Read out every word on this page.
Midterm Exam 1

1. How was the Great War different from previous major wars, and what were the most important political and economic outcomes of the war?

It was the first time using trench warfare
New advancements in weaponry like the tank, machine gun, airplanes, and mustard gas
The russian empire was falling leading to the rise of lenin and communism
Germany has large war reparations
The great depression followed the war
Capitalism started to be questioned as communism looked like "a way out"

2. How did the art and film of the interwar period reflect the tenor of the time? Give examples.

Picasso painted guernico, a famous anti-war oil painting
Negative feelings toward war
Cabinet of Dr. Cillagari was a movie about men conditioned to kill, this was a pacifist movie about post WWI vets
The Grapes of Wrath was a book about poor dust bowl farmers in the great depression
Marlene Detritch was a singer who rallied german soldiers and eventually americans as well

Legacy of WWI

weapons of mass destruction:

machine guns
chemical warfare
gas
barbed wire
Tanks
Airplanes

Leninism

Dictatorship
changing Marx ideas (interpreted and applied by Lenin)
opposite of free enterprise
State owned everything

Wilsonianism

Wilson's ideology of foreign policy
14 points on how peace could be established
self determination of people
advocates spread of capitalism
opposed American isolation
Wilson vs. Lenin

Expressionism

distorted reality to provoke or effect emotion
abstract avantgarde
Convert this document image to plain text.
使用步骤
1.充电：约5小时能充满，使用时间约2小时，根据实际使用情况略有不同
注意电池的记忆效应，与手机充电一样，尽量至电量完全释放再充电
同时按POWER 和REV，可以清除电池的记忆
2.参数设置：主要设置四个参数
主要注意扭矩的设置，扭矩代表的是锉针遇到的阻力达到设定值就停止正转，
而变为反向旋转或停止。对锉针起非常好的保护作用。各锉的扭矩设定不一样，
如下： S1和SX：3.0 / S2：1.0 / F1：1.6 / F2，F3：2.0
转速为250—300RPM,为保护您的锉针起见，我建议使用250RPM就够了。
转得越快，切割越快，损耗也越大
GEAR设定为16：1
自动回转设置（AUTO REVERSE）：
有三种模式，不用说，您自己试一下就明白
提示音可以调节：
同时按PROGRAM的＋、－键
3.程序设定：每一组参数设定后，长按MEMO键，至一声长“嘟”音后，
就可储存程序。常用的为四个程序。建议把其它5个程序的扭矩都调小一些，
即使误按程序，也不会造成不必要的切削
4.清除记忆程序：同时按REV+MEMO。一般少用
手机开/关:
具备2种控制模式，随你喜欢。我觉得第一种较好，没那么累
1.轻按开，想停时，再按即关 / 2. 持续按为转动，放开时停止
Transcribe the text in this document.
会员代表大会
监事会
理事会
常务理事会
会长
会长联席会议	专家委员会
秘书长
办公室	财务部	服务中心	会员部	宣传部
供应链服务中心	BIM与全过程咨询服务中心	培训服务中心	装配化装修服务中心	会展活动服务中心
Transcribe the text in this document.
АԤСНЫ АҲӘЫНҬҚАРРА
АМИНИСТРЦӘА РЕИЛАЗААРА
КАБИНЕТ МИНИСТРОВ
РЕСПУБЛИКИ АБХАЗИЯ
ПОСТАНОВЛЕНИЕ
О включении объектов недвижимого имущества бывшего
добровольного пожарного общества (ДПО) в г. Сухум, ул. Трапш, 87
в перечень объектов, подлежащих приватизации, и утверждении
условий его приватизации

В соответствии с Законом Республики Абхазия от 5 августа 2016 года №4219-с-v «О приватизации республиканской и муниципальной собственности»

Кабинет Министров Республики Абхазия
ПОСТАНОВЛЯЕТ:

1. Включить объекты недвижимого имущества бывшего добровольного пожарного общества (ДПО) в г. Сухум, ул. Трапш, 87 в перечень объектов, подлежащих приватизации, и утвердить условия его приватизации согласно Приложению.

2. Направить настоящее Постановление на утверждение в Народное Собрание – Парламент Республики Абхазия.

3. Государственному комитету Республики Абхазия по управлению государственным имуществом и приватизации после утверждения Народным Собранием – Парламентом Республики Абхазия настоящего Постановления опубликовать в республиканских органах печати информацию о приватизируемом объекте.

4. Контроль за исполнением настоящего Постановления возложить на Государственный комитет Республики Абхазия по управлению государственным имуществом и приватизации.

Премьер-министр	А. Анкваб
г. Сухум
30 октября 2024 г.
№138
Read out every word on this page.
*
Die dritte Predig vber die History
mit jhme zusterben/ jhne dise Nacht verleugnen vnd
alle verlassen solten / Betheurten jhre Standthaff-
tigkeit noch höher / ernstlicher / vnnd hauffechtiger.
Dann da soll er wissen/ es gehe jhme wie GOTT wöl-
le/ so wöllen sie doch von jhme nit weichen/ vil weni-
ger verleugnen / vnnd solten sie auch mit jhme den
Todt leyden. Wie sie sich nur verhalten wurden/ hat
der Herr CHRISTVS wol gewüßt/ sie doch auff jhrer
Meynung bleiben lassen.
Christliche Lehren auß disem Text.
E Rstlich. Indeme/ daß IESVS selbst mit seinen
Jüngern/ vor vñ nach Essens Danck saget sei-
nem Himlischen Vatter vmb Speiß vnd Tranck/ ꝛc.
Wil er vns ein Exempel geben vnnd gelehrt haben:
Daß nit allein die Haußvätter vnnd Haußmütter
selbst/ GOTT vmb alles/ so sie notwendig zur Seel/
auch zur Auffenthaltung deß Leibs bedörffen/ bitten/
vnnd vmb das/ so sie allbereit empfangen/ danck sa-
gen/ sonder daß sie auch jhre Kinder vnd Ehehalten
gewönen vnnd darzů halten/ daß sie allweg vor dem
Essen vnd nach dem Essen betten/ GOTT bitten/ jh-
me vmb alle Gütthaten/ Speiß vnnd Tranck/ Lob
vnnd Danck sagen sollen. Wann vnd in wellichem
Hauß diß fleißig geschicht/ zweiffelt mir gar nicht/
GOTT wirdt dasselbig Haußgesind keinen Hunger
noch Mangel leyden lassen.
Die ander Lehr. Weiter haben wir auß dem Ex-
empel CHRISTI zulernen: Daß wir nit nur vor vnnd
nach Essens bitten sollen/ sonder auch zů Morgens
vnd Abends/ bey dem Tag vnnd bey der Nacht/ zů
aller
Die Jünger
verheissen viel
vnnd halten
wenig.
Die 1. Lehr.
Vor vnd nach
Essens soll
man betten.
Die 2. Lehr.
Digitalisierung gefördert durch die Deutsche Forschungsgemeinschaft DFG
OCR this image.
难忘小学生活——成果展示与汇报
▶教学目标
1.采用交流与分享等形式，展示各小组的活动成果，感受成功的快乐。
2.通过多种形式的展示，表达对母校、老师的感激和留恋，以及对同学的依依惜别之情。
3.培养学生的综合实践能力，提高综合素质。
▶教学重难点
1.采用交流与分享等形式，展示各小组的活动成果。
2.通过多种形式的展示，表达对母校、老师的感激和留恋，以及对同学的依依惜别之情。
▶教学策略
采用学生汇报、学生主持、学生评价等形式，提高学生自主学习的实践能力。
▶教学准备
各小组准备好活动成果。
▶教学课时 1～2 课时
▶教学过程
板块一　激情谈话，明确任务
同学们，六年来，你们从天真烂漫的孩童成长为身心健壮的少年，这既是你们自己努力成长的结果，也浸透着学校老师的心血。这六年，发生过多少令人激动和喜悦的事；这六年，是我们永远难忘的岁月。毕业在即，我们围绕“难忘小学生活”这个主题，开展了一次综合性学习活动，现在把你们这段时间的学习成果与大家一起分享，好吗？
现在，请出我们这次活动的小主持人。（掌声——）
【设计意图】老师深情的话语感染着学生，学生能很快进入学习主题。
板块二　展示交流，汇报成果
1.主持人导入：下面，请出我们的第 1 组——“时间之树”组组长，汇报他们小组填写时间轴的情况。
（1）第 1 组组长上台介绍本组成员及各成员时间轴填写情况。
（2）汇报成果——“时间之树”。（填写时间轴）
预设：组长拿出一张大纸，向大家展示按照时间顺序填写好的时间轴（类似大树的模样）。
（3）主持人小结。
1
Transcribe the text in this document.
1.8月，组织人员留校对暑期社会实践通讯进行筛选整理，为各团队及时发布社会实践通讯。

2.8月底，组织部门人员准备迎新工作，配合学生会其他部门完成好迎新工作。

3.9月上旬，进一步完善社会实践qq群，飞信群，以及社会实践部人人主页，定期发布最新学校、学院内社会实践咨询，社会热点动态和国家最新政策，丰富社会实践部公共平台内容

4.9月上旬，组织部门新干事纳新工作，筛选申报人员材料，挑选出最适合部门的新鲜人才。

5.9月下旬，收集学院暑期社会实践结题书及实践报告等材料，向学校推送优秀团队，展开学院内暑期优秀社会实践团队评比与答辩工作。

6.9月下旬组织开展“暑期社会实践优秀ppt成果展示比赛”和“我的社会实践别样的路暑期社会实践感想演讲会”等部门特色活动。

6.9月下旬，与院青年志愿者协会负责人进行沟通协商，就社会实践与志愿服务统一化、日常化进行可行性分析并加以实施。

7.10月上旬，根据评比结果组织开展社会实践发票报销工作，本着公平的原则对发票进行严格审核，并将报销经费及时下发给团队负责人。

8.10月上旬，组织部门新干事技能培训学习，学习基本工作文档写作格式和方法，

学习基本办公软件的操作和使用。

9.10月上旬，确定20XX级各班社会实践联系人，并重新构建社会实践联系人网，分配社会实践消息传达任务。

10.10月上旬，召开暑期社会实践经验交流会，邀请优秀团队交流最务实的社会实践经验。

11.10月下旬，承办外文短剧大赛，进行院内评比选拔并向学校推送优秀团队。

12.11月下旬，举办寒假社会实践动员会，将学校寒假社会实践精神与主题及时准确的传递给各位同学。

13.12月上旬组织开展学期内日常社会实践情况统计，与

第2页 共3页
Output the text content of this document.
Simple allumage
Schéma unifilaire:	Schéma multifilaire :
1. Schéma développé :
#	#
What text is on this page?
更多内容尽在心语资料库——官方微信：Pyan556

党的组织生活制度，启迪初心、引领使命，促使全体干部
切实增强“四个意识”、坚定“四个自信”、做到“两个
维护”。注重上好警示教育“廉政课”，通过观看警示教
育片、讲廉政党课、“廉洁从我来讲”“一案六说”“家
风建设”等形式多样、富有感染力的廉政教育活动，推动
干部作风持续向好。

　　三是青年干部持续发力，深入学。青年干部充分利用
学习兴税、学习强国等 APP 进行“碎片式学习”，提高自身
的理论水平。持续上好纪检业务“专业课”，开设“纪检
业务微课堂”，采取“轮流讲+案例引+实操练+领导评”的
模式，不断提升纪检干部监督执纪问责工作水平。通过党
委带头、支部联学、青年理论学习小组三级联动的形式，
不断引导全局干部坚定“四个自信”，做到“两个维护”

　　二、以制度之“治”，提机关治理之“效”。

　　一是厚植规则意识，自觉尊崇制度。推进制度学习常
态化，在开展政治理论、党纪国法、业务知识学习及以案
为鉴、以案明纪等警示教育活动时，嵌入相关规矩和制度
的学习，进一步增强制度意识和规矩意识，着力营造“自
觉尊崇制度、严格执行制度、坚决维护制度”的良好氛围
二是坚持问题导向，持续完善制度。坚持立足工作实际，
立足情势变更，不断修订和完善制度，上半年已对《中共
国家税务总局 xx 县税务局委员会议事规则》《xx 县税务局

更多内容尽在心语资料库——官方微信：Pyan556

★ ★ ★ ★ ★

# [To be done]
From the entries above, return each line with the word "Speiß" in it.

# [Final answer]
nem Himlischen Vatter vmb Speiß vnd Tranck/ ꝛc.
me vmb alle Gütthaten/ Speiß vnnd Tranck/ Lob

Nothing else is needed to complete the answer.